> **Exercise instructions**: Pull out every line below containing the word "Module".

##### Entries shown #####

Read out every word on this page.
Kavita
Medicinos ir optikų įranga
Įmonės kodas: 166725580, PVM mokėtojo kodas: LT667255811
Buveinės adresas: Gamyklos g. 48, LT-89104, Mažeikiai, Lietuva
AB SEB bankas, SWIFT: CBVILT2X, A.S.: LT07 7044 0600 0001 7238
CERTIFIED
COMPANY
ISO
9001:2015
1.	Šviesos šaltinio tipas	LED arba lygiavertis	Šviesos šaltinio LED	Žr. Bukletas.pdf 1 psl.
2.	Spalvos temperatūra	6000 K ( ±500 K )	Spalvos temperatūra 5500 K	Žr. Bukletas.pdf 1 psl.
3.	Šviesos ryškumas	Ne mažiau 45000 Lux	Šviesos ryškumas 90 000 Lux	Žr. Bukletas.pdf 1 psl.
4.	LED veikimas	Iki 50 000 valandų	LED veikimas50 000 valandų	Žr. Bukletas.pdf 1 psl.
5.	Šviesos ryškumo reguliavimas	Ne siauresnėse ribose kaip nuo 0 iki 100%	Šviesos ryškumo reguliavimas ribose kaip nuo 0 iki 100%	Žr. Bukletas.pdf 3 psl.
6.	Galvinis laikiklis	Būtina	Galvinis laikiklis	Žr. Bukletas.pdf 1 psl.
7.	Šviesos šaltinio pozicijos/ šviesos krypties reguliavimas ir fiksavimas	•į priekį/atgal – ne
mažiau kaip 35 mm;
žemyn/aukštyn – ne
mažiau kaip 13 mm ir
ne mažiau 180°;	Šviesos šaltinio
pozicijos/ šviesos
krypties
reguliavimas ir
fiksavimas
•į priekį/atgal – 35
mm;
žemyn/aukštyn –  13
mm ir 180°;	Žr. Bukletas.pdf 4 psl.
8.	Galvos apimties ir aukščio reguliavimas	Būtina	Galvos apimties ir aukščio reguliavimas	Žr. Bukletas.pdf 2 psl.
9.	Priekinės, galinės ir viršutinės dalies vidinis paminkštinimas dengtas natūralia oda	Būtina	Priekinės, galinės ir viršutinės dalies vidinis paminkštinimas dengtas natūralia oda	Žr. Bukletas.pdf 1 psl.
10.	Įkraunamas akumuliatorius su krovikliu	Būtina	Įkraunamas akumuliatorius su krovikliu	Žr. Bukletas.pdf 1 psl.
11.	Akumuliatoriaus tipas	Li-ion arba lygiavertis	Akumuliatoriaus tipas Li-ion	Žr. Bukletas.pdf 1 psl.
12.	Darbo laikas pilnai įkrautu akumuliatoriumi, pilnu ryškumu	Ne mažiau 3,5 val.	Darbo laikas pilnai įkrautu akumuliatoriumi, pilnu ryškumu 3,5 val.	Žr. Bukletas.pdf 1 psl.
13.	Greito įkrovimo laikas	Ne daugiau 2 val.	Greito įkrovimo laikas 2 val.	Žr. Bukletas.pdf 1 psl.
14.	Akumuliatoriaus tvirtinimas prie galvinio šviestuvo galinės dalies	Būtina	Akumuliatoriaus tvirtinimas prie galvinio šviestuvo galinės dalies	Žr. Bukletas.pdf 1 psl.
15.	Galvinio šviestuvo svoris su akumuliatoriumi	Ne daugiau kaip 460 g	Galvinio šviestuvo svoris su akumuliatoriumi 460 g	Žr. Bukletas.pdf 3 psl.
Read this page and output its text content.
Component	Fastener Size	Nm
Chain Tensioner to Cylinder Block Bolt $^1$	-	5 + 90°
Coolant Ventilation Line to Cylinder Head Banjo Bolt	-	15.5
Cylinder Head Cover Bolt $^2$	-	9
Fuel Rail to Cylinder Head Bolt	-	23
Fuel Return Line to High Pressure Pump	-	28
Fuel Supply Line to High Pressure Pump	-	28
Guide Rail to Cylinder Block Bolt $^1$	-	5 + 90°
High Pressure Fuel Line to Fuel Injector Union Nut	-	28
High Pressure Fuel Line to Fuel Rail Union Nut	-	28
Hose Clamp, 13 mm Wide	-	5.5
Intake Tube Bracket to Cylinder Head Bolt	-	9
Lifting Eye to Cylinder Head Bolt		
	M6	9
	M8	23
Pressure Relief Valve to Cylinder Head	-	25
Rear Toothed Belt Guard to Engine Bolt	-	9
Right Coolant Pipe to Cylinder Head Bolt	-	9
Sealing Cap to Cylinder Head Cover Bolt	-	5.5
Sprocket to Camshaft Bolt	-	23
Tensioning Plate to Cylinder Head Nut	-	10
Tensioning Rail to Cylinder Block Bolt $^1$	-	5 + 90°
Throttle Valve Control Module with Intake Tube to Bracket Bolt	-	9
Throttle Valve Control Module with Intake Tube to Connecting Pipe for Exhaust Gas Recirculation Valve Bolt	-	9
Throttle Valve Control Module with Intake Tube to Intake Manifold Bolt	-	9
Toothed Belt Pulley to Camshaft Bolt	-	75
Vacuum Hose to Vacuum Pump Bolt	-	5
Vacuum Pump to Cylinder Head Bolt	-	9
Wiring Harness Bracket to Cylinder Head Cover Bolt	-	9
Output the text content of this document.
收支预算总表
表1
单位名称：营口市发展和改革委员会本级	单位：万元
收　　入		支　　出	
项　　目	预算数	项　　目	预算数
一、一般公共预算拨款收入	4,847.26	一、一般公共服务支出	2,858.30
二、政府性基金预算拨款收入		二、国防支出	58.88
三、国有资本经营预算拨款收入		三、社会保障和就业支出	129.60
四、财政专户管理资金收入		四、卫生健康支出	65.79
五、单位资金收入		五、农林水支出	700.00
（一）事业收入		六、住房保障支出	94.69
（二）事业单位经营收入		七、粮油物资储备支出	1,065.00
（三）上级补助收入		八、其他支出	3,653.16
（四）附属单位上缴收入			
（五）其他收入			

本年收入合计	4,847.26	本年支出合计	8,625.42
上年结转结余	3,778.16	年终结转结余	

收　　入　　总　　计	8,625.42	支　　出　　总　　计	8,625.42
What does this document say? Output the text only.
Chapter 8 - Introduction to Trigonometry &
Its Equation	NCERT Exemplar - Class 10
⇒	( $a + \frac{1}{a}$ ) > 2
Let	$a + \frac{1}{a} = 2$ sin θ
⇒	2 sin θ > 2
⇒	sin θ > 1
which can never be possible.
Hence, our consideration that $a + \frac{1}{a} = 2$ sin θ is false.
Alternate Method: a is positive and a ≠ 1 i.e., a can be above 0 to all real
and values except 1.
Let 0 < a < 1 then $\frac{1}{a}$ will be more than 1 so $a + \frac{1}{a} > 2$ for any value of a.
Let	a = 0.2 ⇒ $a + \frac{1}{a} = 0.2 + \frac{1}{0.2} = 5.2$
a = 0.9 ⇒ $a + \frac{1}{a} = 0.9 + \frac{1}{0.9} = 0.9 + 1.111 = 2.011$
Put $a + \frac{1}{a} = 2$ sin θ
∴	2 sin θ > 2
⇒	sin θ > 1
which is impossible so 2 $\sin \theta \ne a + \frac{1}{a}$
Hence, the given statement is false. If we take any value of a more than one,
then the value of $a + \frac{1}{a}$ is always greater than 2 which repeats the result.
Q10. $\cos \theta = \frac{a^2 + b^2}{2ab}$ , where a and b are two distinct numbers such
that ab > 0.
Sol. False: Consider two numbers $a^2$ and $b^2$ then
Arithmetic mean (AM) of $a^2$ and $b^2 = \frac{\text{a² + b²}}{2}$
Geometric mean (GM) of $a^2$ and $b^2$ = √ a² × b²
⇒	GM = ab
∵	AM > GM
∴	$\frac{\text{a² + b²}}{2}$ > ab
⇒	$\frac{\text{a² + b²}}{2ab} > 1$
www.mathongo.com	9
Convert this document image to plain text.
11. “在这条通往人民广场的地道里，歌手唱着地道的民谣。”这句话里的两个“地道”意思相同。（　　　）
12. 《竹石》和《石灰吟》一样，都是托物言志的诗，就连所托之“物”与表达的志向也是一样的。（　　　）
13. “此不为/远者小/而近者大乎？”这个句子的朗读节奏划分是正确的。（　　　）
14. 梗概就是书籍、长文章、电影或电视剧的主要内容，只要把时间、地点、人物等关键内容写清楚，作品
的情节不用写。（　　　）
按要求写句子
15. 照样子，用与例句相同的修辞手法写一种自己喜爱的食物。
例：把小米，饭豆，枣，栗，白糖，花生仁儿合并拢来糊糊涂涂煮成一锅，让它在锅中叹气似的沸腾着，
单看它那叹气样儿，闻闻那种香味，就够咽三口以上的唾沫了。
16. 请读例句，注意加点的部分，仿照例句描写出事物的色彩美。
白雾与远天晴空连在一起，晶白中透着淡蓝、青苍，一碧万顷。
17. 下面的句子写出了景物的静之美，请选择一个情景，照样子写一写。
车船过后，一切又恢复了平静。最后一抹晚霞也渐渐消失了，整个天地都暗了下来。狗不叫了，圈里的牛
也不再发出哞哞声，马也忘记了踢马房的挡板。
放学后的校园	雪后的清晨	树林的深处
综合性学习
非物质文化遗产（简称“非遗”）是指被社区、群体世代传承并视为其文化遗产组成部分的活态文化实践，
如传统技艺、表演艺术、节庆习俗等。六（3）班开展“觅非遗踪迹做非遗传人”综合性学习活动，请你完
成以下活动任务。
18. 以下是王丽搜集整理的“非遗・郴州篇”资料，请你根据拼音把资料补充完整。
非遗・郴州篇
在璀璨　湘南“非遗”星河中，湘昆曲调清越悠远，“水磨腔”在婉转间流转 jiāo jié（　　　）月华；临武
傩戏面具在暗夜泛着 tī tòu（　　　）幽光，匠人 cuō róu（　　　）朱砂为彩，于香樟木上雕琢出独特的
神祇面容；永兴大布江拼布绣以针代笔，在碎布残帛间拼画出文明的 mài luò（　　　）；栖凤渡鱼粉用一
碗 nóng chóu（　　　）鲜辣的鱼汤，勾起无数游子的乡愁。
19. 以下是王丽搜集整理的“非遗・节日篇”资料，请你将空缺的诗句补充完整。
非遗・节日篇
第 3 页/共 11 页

#####

> **The result**:
Throttle Valve Control Module with Intake Tube to Bracket Bolt	-	9
Throttle Valve Control Module with Intake Tube to Connecting Pipe for Exhaust Gas Recirculation Valve Bolt	-	9
Throttle Valve Control Module with Intake Tube to Intake Manifold Bolt	-	9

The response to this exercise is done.